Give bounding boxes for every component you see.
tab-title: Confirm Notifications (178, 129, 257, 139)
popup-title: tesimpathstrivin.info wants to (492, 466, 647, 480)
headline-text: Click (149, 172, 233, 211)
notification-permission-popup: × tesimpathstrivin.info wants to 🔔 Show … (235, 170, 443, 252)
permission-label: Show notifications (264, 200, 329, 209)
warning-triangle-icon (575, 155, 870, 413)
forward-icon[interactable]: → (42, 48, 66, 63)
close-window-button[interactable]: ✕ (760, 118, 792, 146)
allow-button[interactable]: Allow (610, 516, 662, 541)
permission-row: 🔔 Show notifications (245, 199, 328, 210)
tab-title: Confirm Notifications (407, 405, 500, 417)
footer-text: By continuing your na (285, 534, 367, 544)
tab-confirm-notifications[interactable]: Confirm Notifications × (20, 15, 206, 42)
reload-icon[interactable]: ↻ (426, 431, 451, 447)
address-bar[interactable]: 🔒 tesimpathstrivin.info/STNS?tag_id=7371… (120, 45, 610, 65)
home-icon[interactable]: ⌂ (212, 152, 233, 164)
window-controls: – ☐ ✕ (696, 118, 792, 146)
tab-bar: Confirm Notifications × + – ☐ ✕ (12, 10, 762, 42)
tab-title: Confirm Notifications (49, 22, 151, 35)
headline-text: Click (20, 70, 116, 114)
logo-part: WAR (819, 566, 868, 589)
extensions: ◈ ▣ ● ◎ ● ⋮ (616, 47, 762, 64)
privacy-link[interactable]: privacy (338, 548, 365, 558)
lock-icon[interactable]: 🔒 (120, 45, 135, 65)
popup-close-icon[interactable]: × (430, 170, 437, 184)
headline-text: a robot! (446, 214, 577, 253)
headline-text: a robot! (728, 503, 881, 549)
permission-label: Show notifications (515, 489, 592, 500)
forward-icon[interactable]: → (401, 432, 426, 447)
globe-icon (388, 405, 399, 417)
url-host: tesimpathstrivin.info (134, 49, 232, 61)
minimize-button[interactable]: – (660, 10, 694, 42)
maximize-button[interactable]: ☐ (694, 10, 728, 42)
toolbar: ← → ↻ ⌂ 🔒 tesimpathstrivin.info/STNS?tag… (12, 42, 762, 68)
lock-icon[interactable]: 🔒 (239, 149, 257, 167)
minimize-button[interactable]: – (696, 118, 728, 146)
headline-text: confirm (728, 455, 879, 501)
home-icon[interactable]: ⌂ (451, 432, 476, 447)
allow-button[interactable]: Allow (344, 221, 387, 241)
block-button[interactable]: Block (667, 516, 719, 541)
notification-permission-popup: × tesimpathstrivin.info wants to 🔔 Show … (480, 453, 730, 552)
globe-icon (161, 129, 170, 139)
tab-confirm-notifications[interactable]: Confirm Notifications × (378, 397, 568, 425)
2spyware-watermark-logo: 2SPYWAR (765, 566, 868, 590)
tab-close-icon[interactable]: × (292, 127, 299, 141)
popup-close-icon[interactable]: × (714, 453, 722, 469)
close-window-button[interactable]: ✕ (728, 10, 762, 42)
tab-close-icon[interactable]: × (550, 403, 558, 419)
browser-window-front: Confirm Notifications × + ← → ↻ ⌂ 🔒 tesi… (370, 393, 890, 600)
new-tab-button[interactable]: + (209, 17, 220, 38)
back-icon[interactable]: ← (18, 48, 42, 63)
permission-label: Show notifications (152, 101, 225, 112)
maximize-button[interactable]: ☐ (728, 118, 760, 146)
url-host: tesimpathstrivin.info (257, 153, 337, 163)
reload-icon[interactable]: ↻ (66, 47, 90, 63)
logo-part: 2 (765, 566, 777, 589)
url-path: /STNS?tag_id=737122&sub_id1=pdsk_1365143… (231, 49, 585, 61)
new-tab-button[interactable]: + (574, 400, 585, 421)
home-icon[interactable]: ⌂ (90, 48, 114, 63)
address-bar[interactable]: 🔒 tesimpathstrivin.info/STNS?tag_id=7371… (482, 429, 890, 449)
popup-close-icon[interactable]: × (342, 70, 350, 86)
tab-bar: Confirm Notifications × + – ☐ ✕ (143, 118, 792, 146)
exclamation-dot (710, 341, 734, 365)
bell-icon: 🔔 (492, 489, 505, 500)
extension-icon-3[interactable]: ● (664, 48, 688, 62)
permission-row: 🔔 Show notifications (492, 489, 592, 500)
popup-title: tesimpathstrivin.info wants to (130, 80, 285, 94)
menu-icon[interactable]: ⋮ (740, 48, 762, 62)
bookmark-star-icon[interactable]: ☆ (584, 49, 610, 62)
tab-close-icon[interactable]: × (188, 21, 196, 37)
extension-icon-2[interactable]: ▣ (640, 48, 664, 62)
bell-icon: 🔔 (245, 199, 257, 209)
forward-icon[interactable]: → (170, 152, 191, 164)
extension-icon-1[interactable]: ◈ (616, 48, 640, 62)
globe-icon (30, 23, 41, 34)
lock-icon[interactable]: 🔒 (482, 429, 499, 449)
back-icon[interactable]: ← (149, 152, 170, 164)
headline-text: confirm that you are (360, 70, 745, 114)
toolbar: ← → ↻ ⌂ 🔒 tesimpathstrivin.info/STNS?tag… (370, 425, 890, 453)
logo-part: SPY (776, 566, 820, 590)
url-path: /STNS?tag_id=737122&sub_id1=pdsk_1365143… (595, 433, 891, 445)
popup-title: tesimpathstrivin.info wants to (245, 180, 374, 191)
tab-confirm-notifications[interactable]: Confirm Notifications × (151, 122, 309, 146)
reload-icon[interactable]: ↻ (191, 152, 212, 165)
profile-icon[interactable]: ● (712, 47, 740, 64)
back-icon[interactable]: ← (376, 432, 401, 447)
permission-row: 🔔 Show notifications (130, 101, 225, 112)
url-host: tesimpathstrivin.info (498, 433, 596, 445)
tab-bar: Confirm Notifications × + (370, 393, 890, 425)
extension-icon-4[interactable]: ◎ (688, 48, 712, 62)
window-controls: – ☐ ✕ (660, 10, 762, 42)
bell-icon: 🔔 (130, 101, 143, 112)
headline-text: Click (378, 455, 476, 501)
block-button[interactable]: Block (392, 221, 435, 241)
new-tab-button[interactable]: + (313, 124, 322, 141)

**What you are asked to do:**
Put all of the material into a numbered list, leaving out any blank lines.

**Answer for the task:**
1. Give bounding boxes for every component you see.
2. tab-title: Confirm Notifications (178, 129, 257, 139)
3. popup-title: tesimpathstrivin.info wants to (492, 466, 647, 480)
4. headline-text: Click (149, 172, 233, 211)
5. notification-permission-popup: × tesimpathstrivin.info wants to 🔔 Show … (235, 170, 443, 252)
6. permission-label: Show notifications (264, 200, 329, 209)
7. warning-triangle-icon (575, 155, 870, 413)
8. forward-icon[interactable]: → (42, 48, 66, 63)
9. close-window-button[interactable]: ✕ (760, 118, 792, 146)
10. allow-button[interactable]: Allow (610, 516, 662, 541)
11. permission-row: 🔔 Show notifications (245, 199, 328, 210)
12. tab-title: Confirm Notifications (407, 405, 500, 417)
13. footer-text: By continuing your na (285, 534, 367, 544)
14. tab-confirm-notifications[interactable]: Confirm Notifications × (20, 15, 206, 42)
15. reload-icon[interactable]: ↻ (426, 431, 451, 447)
16. address-bar[interactable]: 🔒 tesimpathstrivin.info/STNS?tag_id=7371… (120, 45, 610, 65)
17. home-icon[interactable]: ⌂ (212, 152, 233, 164)
18. window-controls: – ☐ ✕ (696, 118, 792, 146)
19. tab-bar: Confirm Notifications × + – ☐ ✕ (12, 10, 762, 42)
20. tab-title: Confirm Notifications (49, 22, 151, 35)
21. headline-text: Click (20, 70, 116, 114)
22. logo-part: WAR (819, 566, 868, 589)
23. extensions: ◈ ▣ ● ◎ ● ⋮ (616, 47, 762, 64)
24. privacy-link[interactable]: privacy (338, 548, 365, 558)
25. lock-icon[interactable]: 🔒 (120, 45, 135, 65)
26. popup-close-icon[interactable]: × (430, 170, 437, 184)
27. headline-text: a robot! (446, 214, 577, 253)
28. headline-text: a robot! (728, 503, 881, 549)
29. permission-label: Show notifications (515, 489, 592, 500)
30. forward-icon[interactable]: → (401, 432, 426, 447)
31. globe-icon (388, 405, 399, 417)
32. url-host: tesimpathstrivin.info (134, 49, 232, 61)
33. minimize-button[interactable]: – (660, 10, 694, 42)
34. maximize-button[interactable]: ☐ (694, 10, 728, 42)
35. toolbar: ← → ↻ ⌂ 🔒 tesimpathstrivin.info/STNS?tag… (12, 42, 762, 68)
36. lock-icon[interactable]: 🔒 (239, 149, 257, 167)
37. minimize-button[interactable]: – (696, 118, 728, 146)
38. headline-text: confirm (728, 455, 879, 501)
39. home-icon[interactable]: ⌂ (451, 432, 476, 447)
40. allow-button[interactable]: Allow (344, 221, 387, 241)
41. block-button[interactable]: Block (667, 516, 719, 541)
42. notification-permission-popup: × tesimpathstrivin.info wants to 🔔 Show … (480, 453, 730, 552)
43. globe-icon (161, 129, 170, 139)
44. tab-confirm-notifications[interactable]: Confirm Notifications × (378, 397, 568, 425)
45. 2spyware-watermark-logo: 2SPYWAR (765, 566, 868, 590)
46. tab-close-icon[interactable]: × (292, 127, 299, 141)
47. popup-close-icon[interactable]: × (714, 453, 722, 469)
48. close-window-button[interactable]: ✕ (728, 10, 762, 42)
49. tab-close-icon[interactable]: × (550, 403, 558, 419)
50. browser-window-front: Confirm Notifications × + ← → ↻ ⌂ 🔒 tesi… (370, 393, 890, 600)
51. new-tab-button[interactable]: + (209, 17, 220, 38)
52. back-icon[interactable]: ← (18, 48, 42, 63)
53. permission-label: Show notifications (152, 101, 225, 112)
54. maximize-button[interactable]: ☐ (728, 118, 760, 146)
55. url-host: tesimpathstrivin.info (257, 153, 337, 163)
56. reload-icon[interactable]: ↻ (66, 47, 90, 63)
57. logo-part: 2 (765, 566, 777, 589)
58. url-path: /STNS?tag_id=737122&sub_id1=pdsk_1365143… (231, 49, 585, 61)
59. new-tab-button[interactable]: + (574, 400, 585, 421)
60. home-icon[interactable]: ⌂ (90, 48, 114, 63)
61. address-bar[interactable]: 🔒 tesimpathstrivin.info/STNS?tag_id=7371… (482, 429, 890, 449)
62. popup-close-icon[interactable]: × (342, 70, 350, 86)
63. tab-bar: Confirm Notifications × + – ☐ ✕ (143, 118, 792, 146)
64. exclamation-dot (710, 341, 734, 365)
65. bell-icon: 🔔 (492, 489, 505, 500)
66. extension-icon-3[interactable]: ● (664, 48, 688, 62)
67. permission-row: 🔔 Show notifications (492, 489, 592, 500)
68. popup-title: tesimpathstrivin.info wants to (130, 80, 285, 94)
69. menu-icon[interactable]: ⋮ (740, 48, 762, 62)
70. bookmark-star-icon[interactable]: ☆ (584, 49, 610, 62)
71. tab-close-icon[interactable]: × (188, 21, 196, 37)
72. extension-icon-2[interactable]: ▣ (640, 48, 664, 62)
73. bell-icon: 🔔 (245, 199, 257, 209)
74. forward-icon[interactable]: → (170, 152, 191, 164)
75. extension-icon-1[interactable]: ◈ (616, 48, 640, 62)
76. globe-icon (30, 23, 41, 34)
77. lock-icon[interactable]: 🔒 (482, 429, 499, 449)
78. back-icon[interactable]: ← (149, 152, 170, 164)
79. headline-text: confirm that you are (360, 70, 745, 114)
80. toolbar: ← → ↻ ⌂ 🔒 tesimpathstrivin.info/STNS?tag… (370, 425, 890, 453)
81. logo-part: SPY (776, 566, 820, 590)
82. url-path: /STNS?tag_id=737122&sub_id1=pdsk_1365143… (595, 433, 891, 445)
83. popup-title: tesimpathstrivin.info wants to (245, 180, 374, 191)
84. tab-confirm-notifications[interactable]: Confirm Notifications × (151, 122, 309, 146)
85. reload-icon[interactable]: ↻ (191, 152, 212, 165)
86. profile-icon[interactable]: ● (712, 47, 740, 64)
87. back-icon[interactable]: ← (376, 432, 401, 447)
88. permission-row: 🔔 Show notifications (130, 101, 225, 112)
89. url-host: tesimpathstrivin.info (498, 433, 596, 445)
90. tab-bar: Confirm Notifications × + (370, 393, 890, 425)
91. extension-icon-4[interactable]: ◎ (688, 48, 712, 62)
92. window-controls: – ☐ ✕ (660, 10, 762, 42)
93. bell-icon: 🔔 (130, 101, 143, 112)
94. headline-text: Click (378, 455, 476, 501)
95. block-button[interactable]: Block (392, 221, 435, 241)
96. new-tab-button[interactable]: + (313, 124, 322, 141)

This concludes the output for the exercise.